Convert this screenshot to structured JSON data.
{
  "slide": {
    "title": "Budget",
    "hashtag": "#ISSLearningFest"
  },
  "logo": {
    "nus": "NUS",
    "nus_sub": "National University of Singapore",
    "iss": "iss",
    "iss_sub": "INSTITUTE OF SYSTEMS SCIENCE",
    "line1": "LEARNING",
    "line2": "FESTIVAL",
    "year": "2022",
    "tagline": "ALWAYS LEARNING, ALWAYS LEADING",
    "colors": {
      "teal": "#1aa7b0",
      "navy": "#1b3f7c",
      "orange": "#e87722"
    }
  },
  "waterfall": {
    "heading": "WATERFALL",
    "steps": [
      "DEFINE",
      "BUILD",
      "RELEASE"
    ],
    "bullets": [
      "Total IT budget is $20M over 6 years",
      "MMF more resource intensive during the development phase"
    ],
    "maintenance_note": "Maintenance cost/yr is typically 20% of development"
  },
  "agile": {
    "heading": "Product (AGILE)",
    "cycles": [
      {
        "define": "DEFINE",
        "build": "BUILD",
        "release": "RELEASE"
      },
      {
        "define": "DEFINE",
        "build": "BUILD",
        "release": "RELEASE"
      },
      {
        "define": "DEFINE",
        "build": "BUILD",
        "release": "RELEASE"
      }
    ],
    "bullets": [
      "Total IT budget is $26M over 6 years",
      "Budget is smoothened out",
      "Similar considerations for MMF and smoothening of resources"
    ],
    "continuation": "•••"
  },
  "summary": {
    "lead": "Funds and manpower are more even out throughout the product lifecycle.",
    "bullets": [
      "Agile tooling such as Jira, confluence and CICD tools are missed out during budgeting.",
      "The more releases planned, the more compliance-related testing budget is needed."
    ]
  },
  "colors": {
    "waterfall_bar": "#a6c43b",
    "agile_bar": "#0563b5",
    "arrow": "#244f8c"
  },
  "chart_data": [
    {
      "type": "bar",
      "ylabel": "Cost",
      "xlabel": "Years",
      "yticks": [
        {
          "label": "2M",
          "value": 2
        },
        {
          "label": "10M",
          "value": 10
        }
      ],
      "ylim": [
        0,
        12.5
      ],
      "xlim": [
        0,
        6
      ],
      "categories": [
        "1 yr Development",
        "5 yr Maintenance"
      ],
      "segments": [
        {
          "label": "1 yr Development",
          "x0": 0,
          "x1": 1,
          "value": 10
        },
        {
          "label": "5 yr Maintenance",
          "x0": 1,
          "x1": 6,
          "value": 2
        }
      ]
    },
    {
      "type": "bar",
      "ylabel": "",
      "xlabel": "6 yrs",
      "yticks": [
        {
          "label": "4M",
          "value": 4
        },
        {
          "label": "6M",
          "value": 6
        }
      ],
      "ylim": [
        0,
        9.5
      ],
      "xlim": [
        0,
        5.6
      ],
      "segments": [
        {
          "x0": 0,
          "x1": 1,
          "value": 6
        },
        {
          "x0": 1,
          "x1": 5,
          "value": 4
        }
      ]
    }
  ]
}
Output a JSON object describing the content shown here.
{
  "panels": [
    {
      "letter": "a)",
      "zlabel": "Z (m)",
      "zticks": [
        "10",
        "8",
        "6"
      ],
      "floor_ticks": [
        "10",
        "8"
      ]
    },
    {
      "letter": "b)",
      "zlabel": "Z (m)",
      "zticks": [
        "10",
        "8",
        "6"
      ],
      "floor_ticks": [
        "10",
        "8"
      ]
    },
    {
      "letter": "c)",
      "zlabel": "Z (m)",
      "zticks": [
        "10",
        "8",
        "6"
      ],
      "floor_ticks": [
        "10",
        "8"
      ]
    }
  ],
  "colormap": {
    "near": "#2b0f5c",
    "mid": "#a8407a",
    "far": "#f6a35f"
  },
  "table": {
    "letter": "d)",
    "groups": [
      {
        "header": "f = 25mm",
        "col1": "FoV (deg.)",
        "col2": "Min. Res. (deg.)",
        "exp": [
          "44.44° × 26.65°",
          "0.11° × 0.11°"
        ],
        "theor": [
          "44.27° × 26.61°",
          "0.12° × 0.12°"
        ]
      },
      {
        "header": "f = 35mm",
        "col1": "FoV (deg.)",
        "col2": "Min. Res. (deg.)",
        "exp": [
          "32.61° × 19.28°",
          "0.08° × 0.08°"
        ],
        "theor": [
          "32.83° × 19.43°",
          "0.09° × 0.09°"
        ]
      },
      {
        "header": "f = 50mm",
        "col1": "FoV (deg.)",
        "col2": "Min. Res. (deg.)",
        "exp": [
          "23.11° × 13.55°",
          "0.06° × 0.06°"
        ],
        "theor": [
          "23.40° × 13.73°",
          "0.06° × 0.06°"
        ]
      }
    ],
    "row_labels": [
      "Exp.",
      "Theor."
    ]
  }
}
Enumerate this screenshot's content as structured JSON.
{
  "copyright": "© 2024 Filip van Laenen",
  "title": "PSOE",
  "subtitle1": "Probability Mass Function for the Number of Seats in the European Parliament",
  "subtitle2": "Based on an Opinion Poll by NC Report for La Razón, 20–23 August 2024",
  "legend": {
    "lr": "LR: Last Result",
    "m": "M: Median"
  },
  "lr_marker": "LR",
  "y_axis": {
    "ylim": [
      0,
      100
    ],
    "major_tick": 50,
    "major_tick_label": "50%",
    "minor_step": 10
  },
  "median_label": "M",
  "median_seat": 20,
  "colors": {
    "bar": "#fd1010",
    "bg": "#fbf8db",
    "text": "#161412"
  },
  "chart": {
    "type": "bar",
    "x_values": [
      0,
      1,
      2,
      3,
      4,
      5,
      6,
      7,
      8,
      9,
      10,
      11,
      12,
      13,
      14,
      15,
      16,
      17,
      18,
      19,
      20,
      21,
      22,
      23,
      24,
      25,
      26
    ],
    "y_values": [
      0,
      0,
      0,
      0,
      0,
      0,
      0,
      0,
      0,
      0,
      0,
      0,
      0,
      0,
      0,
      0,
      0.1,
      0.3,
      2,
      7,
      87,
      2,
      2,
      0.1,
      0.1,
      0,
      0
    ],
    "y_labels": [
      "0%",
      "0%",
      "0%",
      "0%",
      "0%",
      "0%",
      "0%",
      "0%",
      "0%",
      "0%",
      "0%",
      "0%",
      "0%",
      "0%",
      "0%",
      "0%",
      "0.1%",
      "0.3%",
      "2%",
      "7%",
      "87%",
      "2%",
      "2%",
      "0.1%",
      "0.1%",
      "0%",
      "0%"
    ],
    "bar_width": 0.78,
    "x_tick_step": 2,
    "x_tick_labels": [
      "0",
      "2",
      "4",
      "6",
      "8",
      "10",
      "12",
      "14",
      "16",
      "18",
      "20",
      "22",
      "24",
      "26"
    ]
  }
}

Instructions to follow: Return every line of the material exactly.

Response below:
Convert this screenshot to structured JSON data.
{
  "slide": {
    "title": "Budget",
    "hashtag": "#ISSLearningFest"
  },
  "logo": {
    "nus": "NUS",
    "nus_sub": "National University of Singapore",
    "iss": "iss",
    "iss_sub": "INSTITUTE OF SYSTEMS SCIENCE",
    "line1": "LEARNING",
    "line2": "FESTIVAL",
    "year": "2022",
    "tagline": "ALWAYS LEARNING, ALWAYS LEADING",
    "colors": {
      "teal": "#1aa7b0",
      "navy": "#1b3f7c",
      "orange": "#e87722"
    }
  },
  "waterfall": {
    "heading": "WATERFALL",
    "steps": [
      "DEFINE",
      "BUILD",
      "RELEASE"
    ],
    "bullets": [
      "Total IT budget is $20M over 6 years",
      "MMF more resource intensive during the development phase"
    ],
    "maintenance_note": "Maintenance cost/yr is typically 20% of development"
  },
  "agile": {
    "heading": "Product (AGILE)",
    "cycles": [
      {
        "define": "DEFINE",
        "build": "BUILD",
        "release": "RELEASE"
      },
      {
        "define": "DEFINE",
        "build": "BUILD",
        "release": "RELEASE"
      },
      {
        "define": "DEFINE",
        "build": "BUILD",
        "release": "RELEASE"
      }
    ],
    "bullets": [
      "Total IT budget is $26M over 6 years",
      "Budget is smoothened out",
      "Similar considerations for MMF and smoothening of resources"
    ],
    "continuation": "•••"
  },
  "summary": {
    "lead": "Funds and manpower are more even out throughout the product lifecycle.",
    "bullets": [
      "Agile tooling such as Jira, confluence and CICD tools are missed out during budgeting.",
      "The more releases planned, the more compliance-related testing budget is needed."
    ]
  },
  "colors": {
    "waterfall_bar": "#a6c43b",
    "agile_bar": "#0563b5",
    "arrow": "#244f8c"
  },
  "chart_data": [
    {
      "type": "bar",
      "ylabel": "Cost",
      "xlabel": "Years",
      "yticks": [
        {
          "label": "2M",
          "value": 2
        },
        {
          "label": "10M",
          "value": 10
        }
      ],
      "ylim": [
        0,
        12.5
      ],
      "xlim": [
        0,
        6
      ],
      "categories": [
        "1 yr Development",
        "5 yr Maintenance"
      ],
      "segments": [
        {
          "label": "1 yr Development",
          "x0": 0,
          "x1": 1,
          "value": 10
        },
        {
          "label": "5 yr Maintenance",
          "x0": 1,
          "x1": 6,
          "value": 2
        }
      ]
    },
    {
      "type": "bar",
      "ylabel": "",
      "xlabel": "6 yrs",
      "yticks": [
        {
          "label": "4M",
          "value": 4
        },
        {
          "label": "6M",
          "value": 6
        }
      ],
      "ylim": [
        0,
        9.5
      ],
      "xlim": [
        0,
        5.6
      ],
      "segments": [
        {
          "x0": 0,
          "x1": 1,
          "value": 6
        },
        {
          "x0": 1,
          "x1": 5,
          "value": 4
        }
      ]
    }
  ]
}
Output a JSON object describing the content shown here.
{
  "panels": [
    {
      "letter": "a)",
      "zlabel": "Z (m)",
      "zticks": [
        "10",
        "8",
        "6"
      ],
      "floor_ticks": [
        "10",
        "8"
      ]
    },
    {
      "letter": "b)",
      "zlabel": "Z (m)",
      "zticks": [
        "10",
        "8",
        "6"
      ],
      "floor_ticks": [
        "10",
        "8"
      ]
    },
    {
      "letter": "c)",
      "zlabel": "Z (m)",
      "zticks": [
        "10",
        "8",
        "6"
      ],
      "floor_ticks": [
        "10",
        "8"
      ]
    }
  ],
  "colormap": {
    "near": "#2b0f5c",
    "mid": "#a8407a",
    "far": "#f6a35f"
  },
  "table": {
    "letter": "d)",
    "groups": [
      {
        "header": "f = 25mm",
        "col1": "FoV (deg.)",
        "col2": "Min. Res. (deg.)",
        "exp": [
          "44.44° × 26.65°",
          "0.11° × 0.11°"
        ],
        "theor": [
          "44.27° × 26.61°",
          "0.12° × 0.12°"
        ]
      },
      {
        "header": "f = 35mm",
        "col1": "FoV (deg.)",
        "col2": "Min. Res. (deg.)",
        "exp": [
          "32.61° × 19.28°",
          "0.08° × 0.08°"
        ],
        "theor": [
          "32.83° × 19.43°",
          "0.09° × 0.09°"
        ]
      },
      {
        "header": "f = 50mm",
        "col1": "FoV (deg.)",
        "col2": "Min. Res. (deg.)",
        "exp": [
          "23.11° × 13.55°",
          "0.06° × 0.06°"
        ],
        "theor": [
          "23.40° × 13.73°",
          "0.06° × 0.06°"
        ]
      }
    ],
    "row_labels": [
      "Exp.",
      "Theor."
    ]
  }
}
Enumerate this screenshot's content as structured JSON.
{
  "copyright": "© 2024 Filip van Laenen",
  "title": "PSOE",
  "subtitle1": "Probability Mass Function for the Number of Seats in the European Parliament",
  "subtitle2": "Based on an Opinion Poll by NC Report for La Razón, 20–23 August 2024",
  "legend": {
    "lr": "LR: Last Result",
    "m": "M: Median"
  },
  "lr_marker": "LR",
  "y_axis": {
    "ylim": [
      0,
      100
    ],
    "major_tick": 50,
    "major_tick_label": "50%",
    "minor_step": 10
  },
  "median_label": "M",
  "median_seat": 20,
  "colors": {
    "bar": "#fd1010",
    "bg": "#fbf8db",
    "text": "#161412"
  },
  "chart": {
    "type": "bar",
    "x_values": [
      0,
      1,
      2,
      3,
      4,
      5,
      6,
      7,
      8,
      9,
      10,
      11,
      12,
      13,
      14,
      15,
      16,
      17,
      18,
      19,
      20,
      21,
      22,
      23,
      24,
      25,
      26
    ],
    "y_values": [
      0,
      0,
      0,
      0,
      0,
      0,
      0,
      0,
      0,
      0,
      0,
      0,
      0,
      0,
      0,
      0,
      0.1,
      0.3,
      2,
      7,
      87,
      2,
      2,
      0.1,
      0.1,
      0,
      0
    ],
    "y_labels": [
      "0%",
      "0%",
      "0%",
      "0%",
      "0%",
      "0%",
      "0%",
      "0%",
      "0%",
      "0%",
      "0%",
      "0%",
      "0%",
      "0%",
      "0%",
      "0%",
      "0.1%",
      "0.3%",
      "2%",
      "7%",
      "87%",
      "2%",
      "2%",
      "0.1%",
      "0.1%",
      "0%",
      "0%"
    ],
    "bar_width": 0.78,
    "x_tick_step": 2,
    "x_tick_labels": [
      "0",
      "2",
      "4",
      "6",
      "8",
      "10",
      "12",
      "14",
      "16",
      "18",
      "20",
      "22",
      "24",
      "26"
    ]
  }
}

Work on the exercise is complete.